Page:
## Begin
# Maple Syrup Kim



## Maple Syrup (Oct 11, 2012)

Hi y'all, 

This is Maple, when she was 8 weeks old ( she's 8 months now) 

She came to me at the end of July 2012. We've been through highs and lows , massive nippings, sleepless nights, bloody teething sessions, pee here there (especially on my bed) , numerous destruction of my personal things, RIP 5 pairs of shoes, couches ect... , knocked down a glass PB jar and ate it, bronchitis.. and oh so many more... 

I even considered giving her back / away.. but i'm glad i didn't!

She's the sunshine of my life..... most of the days  

well, enjoy !


----------



## Maple Syrup (Oct 11, 2012)

*Maple Syrup Kim #2*

Hi y'all, 

This is Maple, when she was about 16 weeks old - at the dog park

She came to me at the end of July 2012. We've been through highs and lows , massive nippings, sleepless nights, bloody teething sessions, pee here there (especially on my bed) , numerous destruction of my personal things, RIP 5 pairs of shoes, couches ect... , knocked down a glass PB jar and ate it, bronchitis.. and oh so many more... 

I even considered giving her back / away.. but i'm glad i didn't!

She's the sunshine of my life..... most of the days  

well, enjoy !


----------



## Maple Syrup (Oct 11, 2012)

*Maple Syrup Kim #3*

Hi y'all, 

This is Maple, 8 months old @ 43 lbs and still growing! 

She came to me at the end of July 2012. We've been through highs and lows , massive nippings, sleepless nights, bloody teething sessions, pee here there (especially on my bed) , numerous destruction of my personal things, RIP 5 pairs of shoes, couches ect... , knocked down a glass PB jar and ate it, bronchitis.. and oh so many more... 

I even considered giving her back / away.. but i'm glad i didn't!

She's the sunshine of my life..... most of the days  

well, enjoy !

(Sorry i posted so many posts.. i needed to brag about my baby lol)


----------



## harrigab (Aug 21, 2011)
## End
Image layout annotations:
## Begin
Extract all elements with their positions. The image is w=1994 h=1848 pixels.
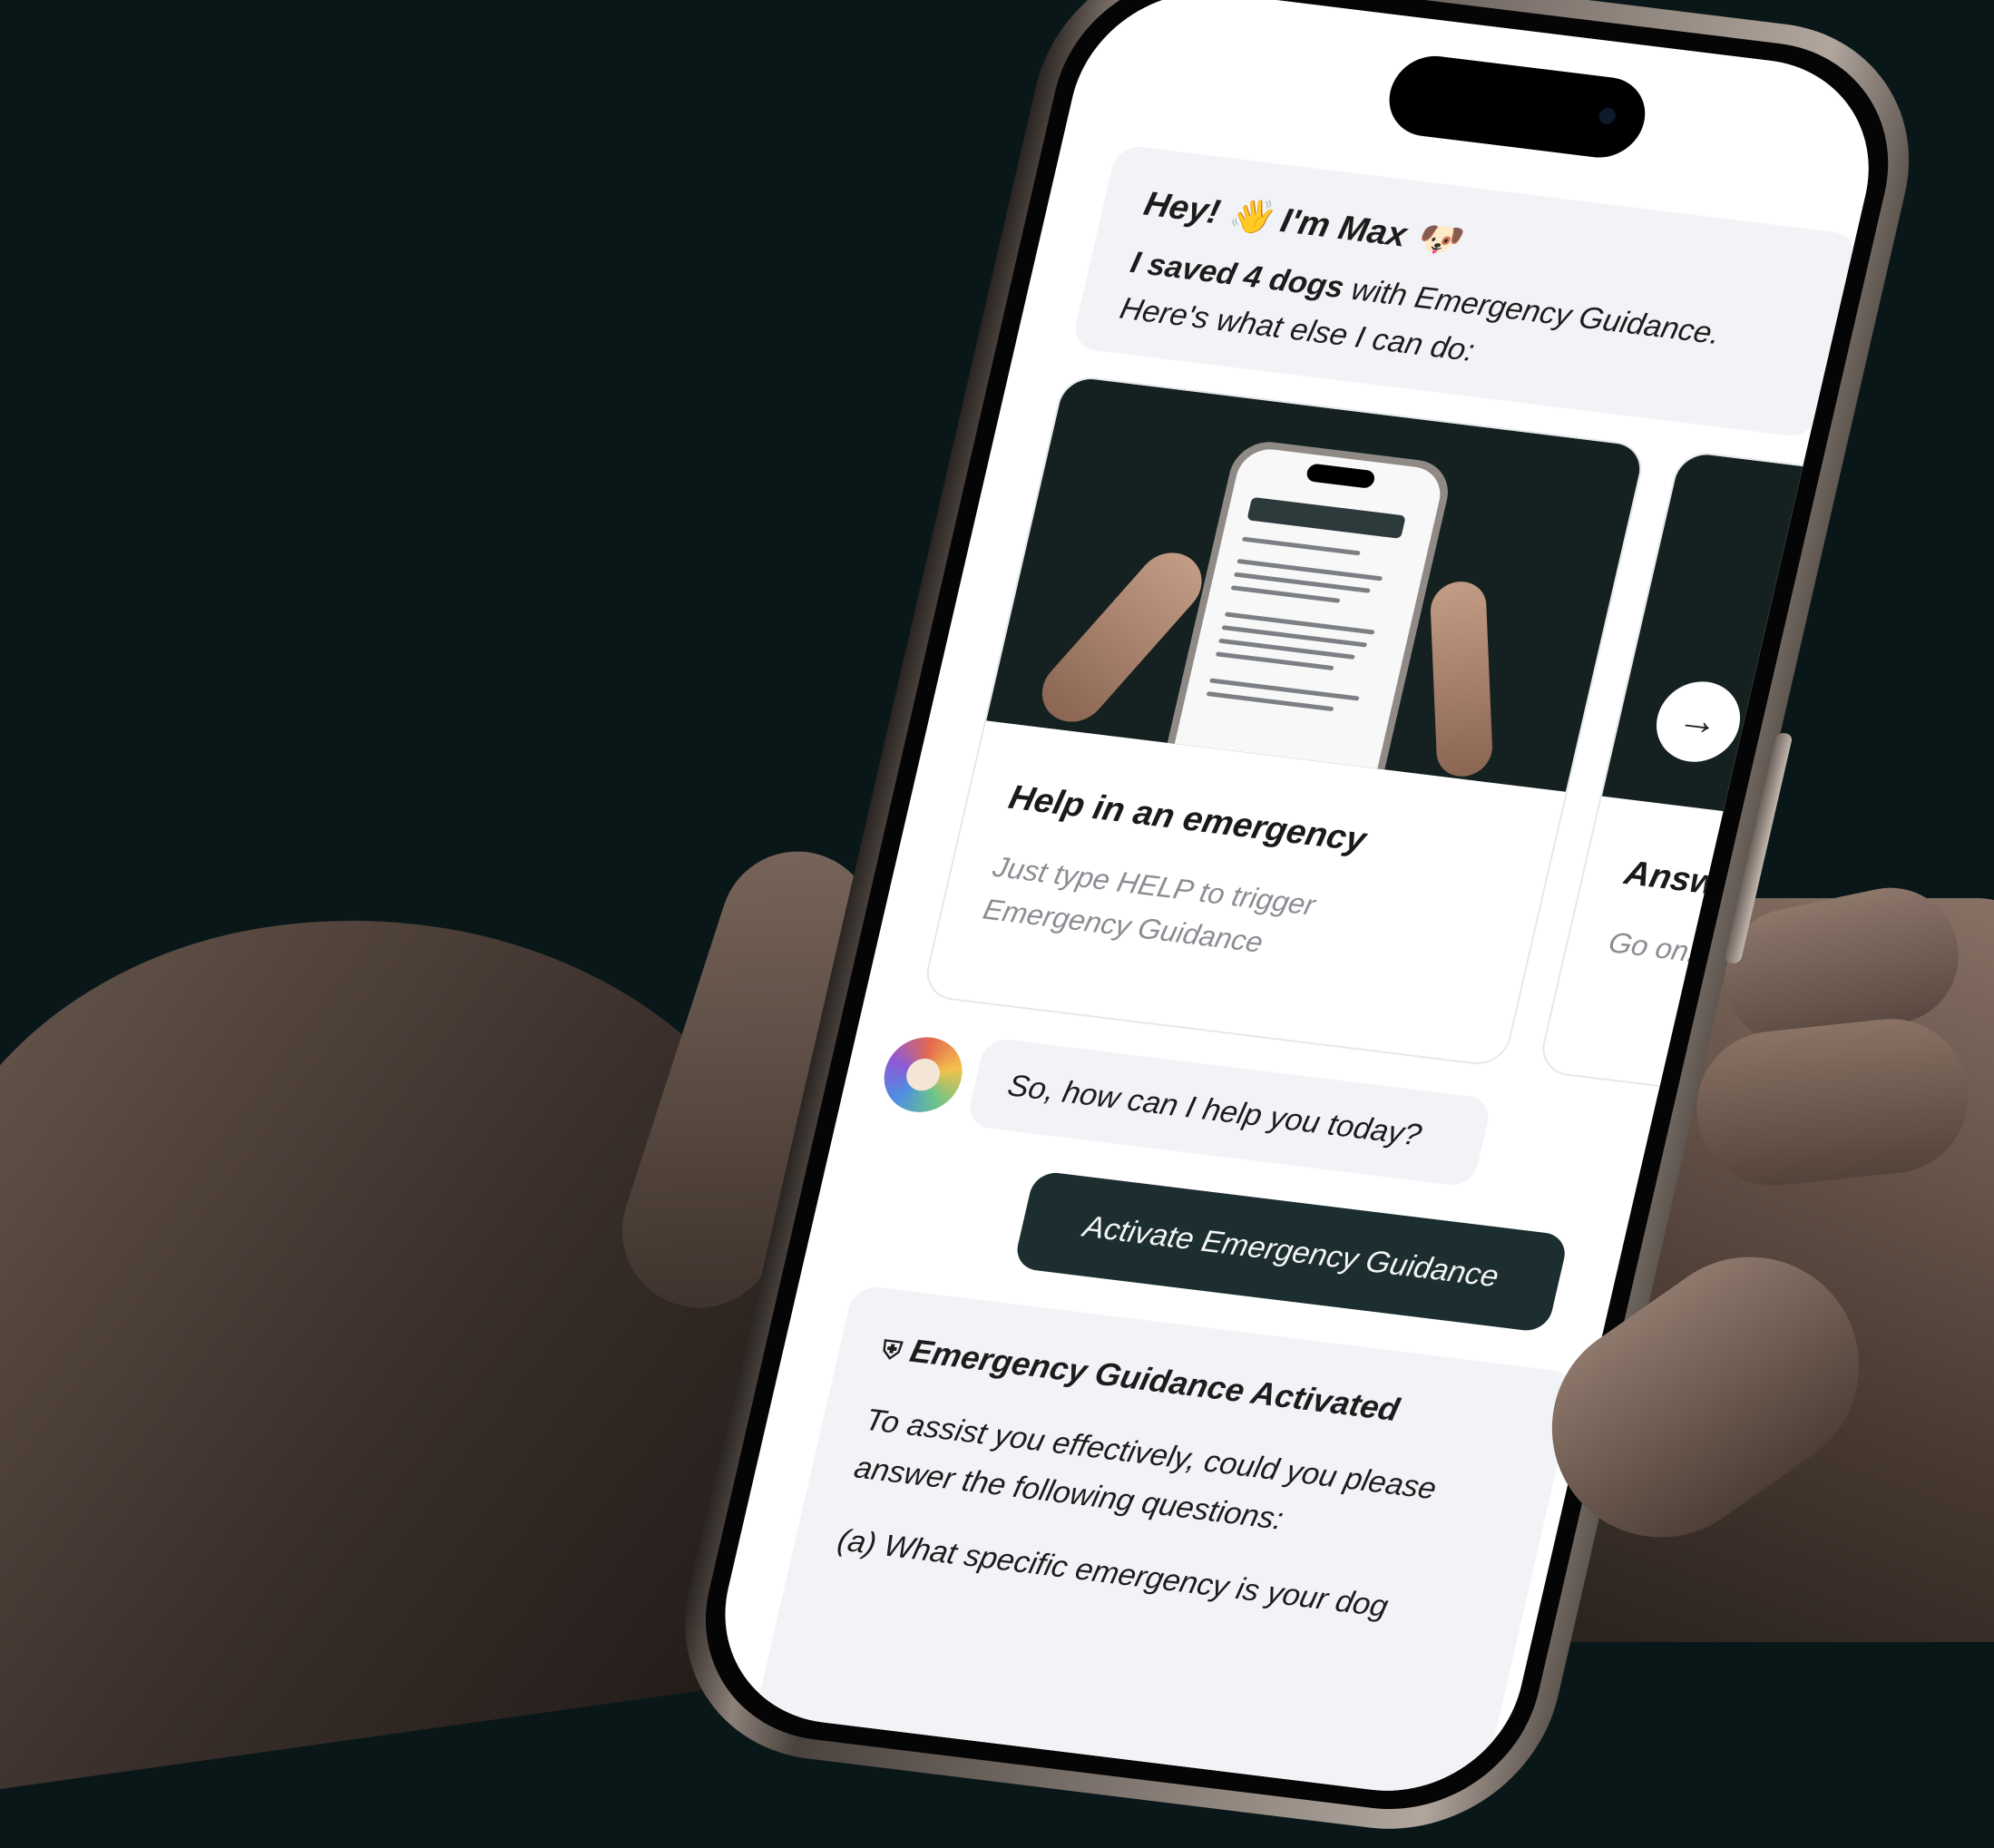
arrow-right-icon[interactable]: → [1648, 677, 1749, 767]
dog-face-icon [903, 1056, 943, 1093]
mini-dynamic-island [1305, 463, 1377, 489]
mini-phone-illustration [1151, 437, 1455, 792]
mini-message-bar [1246, 496, 1406, 539]
feature-card-description: Just type HELP to trigger Emergency Guid… [980, 850, 1319, 959]
shield-icon: ⛨ [878, 1335, 904, 1365]
feature-card-emergency[interactable]: Help in an emergency Just type HELP to t… [921, 374, 1648, 1069]
guidance-bubble: ⛨Emergency Guidance Activated To assist … [748, 1284, 1579, 1805]
mini-text-line [1241, 536, 1361, 556]
mini-hand [1429, 578, 1494, 780]
bot-question-bubble: So, how can I help you today? [965, 1036, 1493, 1188]
max-avatar [876, 1032, 970, 1117]
feature-card-image [986, 376, 1646, 792]
mini-phone-screen [1160, 445, 1447, 792]
camera-icon [1597, 107, 1618, 125]
user-message-bubble: Activate Emergency Guidance [1012, 1169, 1569, 1334]
dynamic-island [1381, 51, 1654, 162]
feature-card-title: Help in an emergency [1005, 778, 1370, 860]
mini-text-line [1230, 585, 1341, 603]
## End
Required task: Output the passage of the Maple Syrup Kim thread between "This is Maple, 8" and "my baby lol)", inclusive.

Task solution:
This is Maple, 8 months old @ 43 lbs and still growing! 

She came to me at the end of July 2012. We've been through highs and lows , massive nippings, sleepless nights, bloody teething sessions, pee here there (especially on my bed) , numerous destruction of my personal things, RIP 5 pairs of shoes, couches ect... , knocked down a glass PB jar and ate it, bronchitis.. and oh so many more... 

I even considered giving her back / away.. but i'm glad i didn't!

She's the sunshine of my life..... most of the days  

well, enjoy !

(Sorry i posted so many posts.. i needed to brag about my baby lol)